# Exercise:
Can you quote the records below in full, word for word?

# Supplied records:

══════════

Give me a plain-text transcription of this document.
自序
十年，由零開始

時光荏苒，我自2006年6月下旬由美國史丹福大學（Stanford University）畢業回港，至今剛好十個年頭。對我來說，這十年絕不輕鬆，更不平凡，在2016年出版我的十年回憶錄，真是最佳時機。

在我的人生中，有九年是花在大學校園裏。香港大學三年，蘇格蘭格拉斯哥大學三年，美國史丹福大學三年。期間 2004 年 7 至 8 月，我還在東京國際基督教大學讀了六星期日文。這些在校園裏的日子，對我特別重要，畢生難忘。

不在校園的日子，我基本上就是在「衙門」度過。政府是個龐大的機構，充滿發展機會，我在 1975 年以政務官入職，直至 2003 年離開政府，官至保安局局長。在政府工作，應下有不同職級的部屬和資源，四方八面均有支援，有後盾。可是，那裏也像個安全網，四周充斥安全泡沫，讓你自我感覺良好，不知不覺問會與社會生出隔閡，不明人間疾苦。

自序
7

══════════

# Problem solution:
Give me a plain-text transcription of this document.
自序
十年，由零開始

時光荏苒，我自2006年6月下旬由美國史丹福大學（Stanford University）畢業回港，至今剛好十個年頭。對我來說，這十年絕不輕鬆，更不平凡，在2016年出版我的十年回憶錄，真是最佳時機。

在我的人生中，有九年是花在大學校園裏。香港大學三年，蘇格蘭格拉斯哥大學三年，美國史丹福大學三年。期間 2004 年 7 至 8 月，我還在東京國際基督教大學讀了六星期日文。這些在校園裏的日子，對我特別重要，畢生難忘。

不在校園的日子，我基本上就是在「衙門」度過。政府是個龐大的機構，充滿發展機會，我在 1975 年以政務官入職，直至 2003 年離開政府，官至保安局局長。在政府工作，應下有不同職級的部屬和資源，四方八面均有支援，有後盾。可是，那裏也像個安全網，四周充斥安全泡沫，讓你自我感覺良好，不知不覺問會與社會生出隔閡，不明人間疾苦。

自序
7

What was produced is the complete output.